### [To do]
Extract every line that contains the string "Roll".

### [Record excerpts]
========

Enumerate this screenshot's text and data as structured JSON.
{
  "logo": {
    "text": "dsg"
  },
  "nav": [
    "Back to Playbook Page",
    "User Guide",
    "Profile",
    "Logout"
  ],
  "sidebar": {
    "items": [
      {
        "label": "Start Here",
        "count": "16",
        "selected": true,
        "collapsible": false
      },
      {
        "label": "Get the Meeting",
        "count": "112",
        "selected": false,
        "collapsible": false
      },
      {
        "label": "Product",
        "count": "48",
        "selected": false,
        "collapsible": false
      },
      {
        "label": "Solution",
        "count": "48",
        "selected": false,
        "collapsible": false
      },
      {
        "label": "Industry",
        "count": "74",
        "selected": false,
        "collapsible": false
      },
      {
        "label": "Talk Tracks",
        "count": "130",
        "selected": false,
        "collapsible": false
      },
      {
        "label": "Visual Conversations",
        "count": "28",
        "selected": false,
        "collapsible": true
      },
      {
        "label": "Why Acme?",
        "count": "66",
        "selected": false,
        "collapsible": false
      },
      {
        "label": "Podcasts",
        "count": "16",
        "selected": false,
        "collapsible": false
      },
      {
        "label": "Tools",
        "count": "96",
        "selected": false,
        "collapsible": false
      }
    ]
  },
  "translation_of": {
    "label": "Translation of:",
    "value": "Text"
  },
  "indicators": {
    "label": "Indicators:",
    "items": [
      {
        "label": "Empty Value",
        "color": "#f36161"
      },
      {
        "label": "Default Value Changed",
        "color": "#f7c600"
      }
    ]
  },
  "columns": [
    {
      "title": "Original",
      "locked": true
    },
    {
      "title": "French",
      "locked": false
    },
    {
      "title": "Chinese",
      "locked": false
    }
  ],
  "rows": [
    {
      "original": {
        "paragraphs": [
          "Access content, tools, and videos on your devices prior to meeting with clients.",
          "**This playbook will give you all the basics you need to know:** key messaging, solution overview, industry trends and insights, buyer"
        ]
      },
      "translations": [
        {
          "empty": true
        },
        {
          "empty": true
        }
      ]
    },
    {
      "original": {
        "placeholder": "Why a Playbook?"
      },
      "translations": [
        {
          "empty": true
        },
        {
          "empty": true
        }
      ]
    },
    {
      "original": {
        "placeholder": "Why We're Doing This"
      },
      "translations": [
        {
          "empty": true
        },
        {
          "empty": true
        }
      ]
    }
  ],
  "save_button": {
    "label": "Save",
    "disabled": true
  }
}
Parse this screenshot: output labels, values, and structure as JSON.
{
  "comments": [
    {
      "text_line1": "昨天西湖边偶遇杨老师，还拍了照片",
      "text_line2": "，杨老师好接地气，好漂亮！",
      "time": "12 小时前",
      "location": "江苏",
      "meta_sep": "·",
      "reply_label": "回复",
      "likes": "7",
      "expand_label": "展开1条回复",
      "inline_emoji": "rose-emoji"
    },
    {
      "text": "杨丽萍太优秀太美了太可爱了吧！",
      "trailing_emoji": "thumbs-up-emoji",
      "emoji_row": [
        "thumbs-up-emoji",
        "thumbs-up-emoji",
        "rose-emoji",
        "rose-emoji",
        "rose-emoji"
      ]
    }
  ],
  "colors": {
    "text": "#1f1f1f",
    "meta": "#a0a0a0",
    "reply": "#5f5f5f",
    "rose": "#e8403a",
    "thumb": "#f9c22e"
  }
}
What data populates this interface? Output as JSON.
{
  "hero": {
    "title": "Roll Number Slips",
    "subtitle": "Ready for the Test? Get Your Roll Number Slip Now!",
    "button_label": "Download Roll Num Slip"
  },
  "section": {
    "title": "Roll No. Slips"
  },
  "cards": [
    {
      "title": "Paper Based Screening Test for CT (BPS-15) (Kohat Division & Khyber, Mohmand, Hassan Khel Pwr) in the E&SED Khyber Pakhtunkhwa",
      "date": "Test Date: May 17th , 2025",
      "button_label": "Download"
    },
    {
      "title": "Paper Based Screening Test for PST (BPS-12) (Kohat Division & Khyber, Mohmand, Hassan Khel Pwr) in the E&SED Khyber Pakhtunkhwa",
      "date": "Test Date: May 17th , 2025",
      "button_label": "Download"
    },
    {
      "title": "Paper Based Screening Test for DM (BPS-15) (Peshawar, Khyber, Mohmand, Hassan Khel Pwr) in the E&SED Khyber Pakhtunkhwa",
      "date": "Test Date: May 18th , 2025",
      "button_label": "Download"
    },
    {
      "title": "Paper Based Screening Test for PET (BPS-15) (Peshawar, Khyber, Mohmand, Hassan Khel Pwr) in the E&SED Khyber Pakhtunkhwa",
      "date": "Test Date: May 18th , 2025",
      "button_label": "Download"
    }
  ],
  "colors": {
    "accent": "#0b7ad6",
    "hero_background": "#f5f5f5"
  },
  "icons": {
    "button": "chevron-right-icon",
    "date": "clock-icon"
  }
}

========

### [Solution for this problem]
    "title": "Roll Number Slips",
    "subtitle": "Ready for the Test? Get Your Roll Number Slip Now!",
    "button_label": "Download Roll Num Slip"
    "title": "Roll No. Slips"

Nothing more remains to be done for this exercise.